## Work required
Set down the material below in full, matching it exactly.

## Dataset rows about figures
◇ ◇ ◇ ◇ ◇ ◇ ◇

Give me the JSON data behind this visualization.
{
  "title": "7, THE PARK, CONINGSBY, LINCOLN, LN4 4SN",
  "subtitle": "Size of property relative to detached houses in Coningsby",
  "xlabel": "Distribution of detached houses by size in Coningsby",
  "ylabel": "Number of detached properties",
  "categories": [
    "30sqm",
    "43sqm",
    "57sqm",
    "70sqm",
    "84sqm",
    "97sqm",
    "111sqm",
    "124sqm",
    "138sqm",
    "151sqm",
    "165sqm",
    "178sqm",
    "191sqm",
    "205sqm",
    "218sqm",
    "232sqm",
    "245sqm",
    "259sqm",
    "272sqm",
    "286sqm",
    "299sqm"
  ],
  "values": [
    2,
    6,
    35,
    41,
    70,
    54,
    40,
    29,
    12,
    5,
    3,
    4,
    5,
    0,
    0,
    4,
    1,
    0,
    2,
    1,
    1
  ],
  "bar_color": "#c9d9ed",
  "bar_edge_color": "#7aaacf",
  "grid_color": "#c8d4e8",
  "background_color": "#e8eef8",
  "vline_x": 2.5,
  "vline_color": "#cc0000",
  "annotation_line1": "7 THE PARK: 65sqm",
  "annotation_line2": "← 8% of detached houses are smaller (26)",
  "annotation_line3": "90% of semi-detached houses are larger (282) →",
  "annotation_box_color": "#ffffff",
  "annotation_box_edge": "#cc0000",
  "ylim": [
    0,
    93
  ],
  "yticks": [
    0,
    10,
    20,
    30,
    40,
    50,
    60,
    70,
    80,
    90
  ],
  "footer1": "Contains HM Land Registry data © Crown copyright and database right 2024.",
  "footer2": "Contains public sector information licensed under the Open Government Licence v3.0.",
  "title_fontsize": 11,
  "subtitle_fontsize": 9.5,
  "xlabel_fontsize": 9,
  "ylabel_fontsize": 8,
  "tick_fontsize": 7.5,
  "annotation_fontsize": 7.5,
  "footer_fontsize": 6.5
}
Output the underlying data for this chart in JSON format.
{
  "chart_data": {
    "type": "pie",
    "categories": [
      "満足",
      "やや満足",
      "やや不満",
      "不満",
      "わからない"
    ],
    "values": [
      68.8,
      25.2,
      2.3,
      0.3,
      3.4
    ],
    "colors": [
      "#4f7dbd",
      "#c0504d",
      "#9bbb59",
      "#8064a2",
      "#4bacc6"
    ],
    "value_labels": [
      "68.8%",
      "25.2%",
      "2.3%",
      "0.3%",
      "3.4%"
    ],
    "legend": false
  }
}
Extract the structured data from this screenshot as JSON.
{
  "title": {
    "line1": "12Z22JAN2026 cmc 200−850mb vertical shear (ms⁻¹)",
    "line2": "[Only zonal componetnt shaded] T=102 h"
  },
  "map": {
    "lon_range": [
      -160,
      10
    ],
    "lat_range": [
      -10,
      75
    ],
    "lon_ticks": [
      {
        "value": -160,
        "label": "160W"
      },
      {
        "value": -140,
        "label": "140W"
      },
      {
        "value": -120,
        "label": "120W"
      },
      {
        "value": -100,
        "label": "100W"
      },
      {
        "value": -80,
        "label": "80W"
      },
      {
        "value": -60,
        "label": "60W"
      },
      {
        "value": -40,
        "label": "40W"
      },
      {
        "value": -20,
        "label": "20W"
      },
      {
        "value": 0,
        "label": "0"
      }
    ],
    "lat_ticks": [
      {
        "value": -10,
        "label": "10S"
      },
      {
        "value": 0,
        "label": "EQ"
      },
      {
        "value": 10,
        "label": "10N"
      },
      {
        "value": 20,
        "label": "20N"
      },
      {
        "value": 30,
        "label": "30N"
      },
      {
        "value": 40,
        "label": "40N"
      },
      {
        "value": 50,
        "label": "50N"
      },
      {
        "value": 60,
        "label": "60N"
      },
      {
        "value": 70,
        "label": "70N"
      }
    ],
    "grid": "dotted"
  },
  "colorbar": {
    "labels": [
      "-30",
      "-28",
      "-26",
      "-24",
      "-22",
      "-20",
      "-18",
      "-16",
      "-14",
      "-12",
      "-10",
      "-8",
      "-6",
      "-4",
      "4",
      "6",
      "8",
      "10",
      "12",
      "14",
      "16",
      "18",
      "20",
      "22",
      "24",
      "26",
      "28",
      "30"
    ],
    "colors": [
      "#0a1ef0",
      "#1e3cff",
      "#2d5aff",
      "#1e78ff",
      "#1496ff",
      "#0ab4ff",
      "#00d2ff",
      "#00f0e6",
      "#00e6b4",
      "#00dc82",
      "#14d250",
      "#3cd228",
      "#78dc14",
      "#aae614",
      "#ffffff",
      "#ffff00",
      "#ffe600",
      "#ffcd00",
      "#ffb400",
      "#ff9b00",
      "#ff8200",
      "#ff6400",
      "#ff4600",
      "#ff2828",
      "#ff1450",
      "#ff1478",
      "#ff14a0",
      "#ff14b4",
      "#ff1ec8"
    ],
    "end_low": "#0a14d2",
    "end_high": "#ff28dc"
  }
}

◇ ◇ ◇ ◇ ◇ ◇ ◇

## Expected output
Give me the JSON data behind this visualization.
{
  "title": "7, THE PARK, CONINGSBY, LINCOLN, LN4 4SN",
  "subtitle": "Size of property relative to detached houses in Coningsby",
  "xlabel": "Distribution of detached houses by size in Coningsby",
  "ylabel": "Number of detached properties",
  "categories": [
    "30sqm",
    "43sqm",
    "57sqm",
    "70sqm",
    "84sqm",
    "97sqm",
    "111sqm",
    "124sqm",
    "138sqm",
    "151sqm",
    "165sqm",
    "178sqm",
    "191sqm",
    "205sqm",
    "218sqm",
    "232sqm",
    "245sqm",
    "259sqm",
    "272sqm",
    "286sqm",
    "299sqm"
  ],
  "values": [
    2,
    6,
    35,
    41,
    70,
    54,
    40,
    29,
    12,
    5,
    3,
    4,
    5,
    0,
    0,
    4,
    1,
    0,
    2,
    1,
    1
  ],
  "bar_color": "#c9d9ed",
  "bar_edge_color": "#7aaacf",
  "grid_color": "#c8d4e8",
  "background_color": "#e8eef8",
  "vline_x": 2.5,
  "vline_color": "#cc0000",
  "annotation_line1": "7 THE PARK: 65sqm",
  "annotation_line2": "← 8% of detached houses are smaller (26)",
  "annotation_line3": "90% of semi-detached houses are larger (282) →",
  "annotation_box_color": "#ffffff",
  "annotation_box_edge": "#cc0000",
  "ylim": [
    0,
    93
  ],
  "yticks": [
    0,
    10,
    20,
    30,
    40,
    50,
    60,
    70,
    80,
    90
  ],
  "footer1": "Contains HM Land Registry data © Crown copyright and database right 2024.",
  "footer2": "Contains public sector information licensed under the Open Government Licence v3.0.",
  "title_fontsize": 11,
  "subtitle_fontsize": 9.5,
  "xlabel_fontsize": 9,
  "ylabel_fontsize": 8,
  "tick_fontsize": 7.5,
  "annotation_fontsize": 7.5,
  "footer_fontsize": 6.5
}
Output the underlying data for this chart in JSON format.
{
  "chart_data": {
    "type": "pie",
    "categories": [
      "満足",
      "やや満足",
      "やや不満",
      "不満",
      "わからない"
    ],
    "values": [
      68.8,
      25.2,
      2.3,
      0.3,
      3.4
    ],
    "colors": [
      "#4f7dbd",
      "#c0504d",
      "#9bbb59",
      "#8064a2",
      "#4bacc6"
    ],
    "value_labels": [
      "68.8%",
      "25.2%",
      "2.3%",
      "0.3%",
      "3.4%"
    ],
    "legend": false
  }
}
Extract the structured data from this screenshot as JSON.
{
  "title": {
    "line1": "12Z22JAN2026 cmc 200−850mb vertical shear (ms⁻¹)",
    "line2": "[Only zonal componetnt shaded] T=102 h"
  },
  "map": {
    "lon_range": [
      -160,
      10
    ],
    "lat_range": [
      -10,
      75
    ],
    "lon_ticks": [
      {
        "value": -160,
        "label": "160W"
      },
      {
        "value": -140,
        "label": "140W"
      },
      {
        "value": -120,
        "label": "120W"
      },
      {
        "value": -100,
        "label": "100W"
      },
      {
        "value": -80,
        "label": "80W"
      },
      {
        "value": -60,
        "label": "60W"
      },
      {
        "value": -40,
        "label": "40W"
      },
      {
        "value": -20,
        "label": "20W"
      },
      {
        "value": 0,
        "label": "0"
      }
    ],
    "lat_ticks": [
      {
        "value": -10,
        "label": "10S"
      },
      {
        "value": 0,
        "label": "EQ"
      },
      {
        "value": 10,
        "label": "10N"
      },
      {
        "value": 20,
        "label": "20N"
      },
      {
        "value": 30,
        "label": "30N"
      },
      {
        "value": 40,
        "label": "40N"
      },
      {
        "value": 50,
        "label": "50N"
      },
      {
        "value": 60,
        "label": "60N"
      },
      {
        "value": 70,
        "label": "70N"
      }
    ],
    "grid": "dotted"
  },
  "colorbar": {
    "labels": [
      "-30",
      "-28",
      "-26",
      "-24",
      "-22",
      "-20",
      "-18",
      "-16",
      "-14",
      "-12",
      "-10",
      "-8",
      "-6",
      "-4",
      "4",
      "6",
      "8",
      "10",
      "12",
      "14",
      "16",
      "18",
      "20",
      "22",
      "24",
      "26",
      "28",
      "30"
    ],
    "colors": [
      "#0a1ef0",
      "#1e3cff",
      "#2d5aff",
      "#1e78ff",
      "#1496ff",
      "#0ab4ff",
      "#00d2ff",
      "#00f0e6",
      "#00e6b4",
      "#00dc82",
      "#14d250",
      "#3cd228",
      "#78dc14",
      "#aae614",
      "#ffffff",
      "#ffff00",
      "#ffe600",
      "#ffcd00",
      "#ffb400",
      "#ff9b00",
      "#ff8200",
      "#ff6400",
      "#ff4600",
      "#ff2828",
      "#ff1450",
      "#ff1478",
      "#ff14a0",
      "#ff14b4",
      "#ff1ec8"
    ],
    "end_low": "#0a14d2",
    "end_high": "#ff28dc"
  }
}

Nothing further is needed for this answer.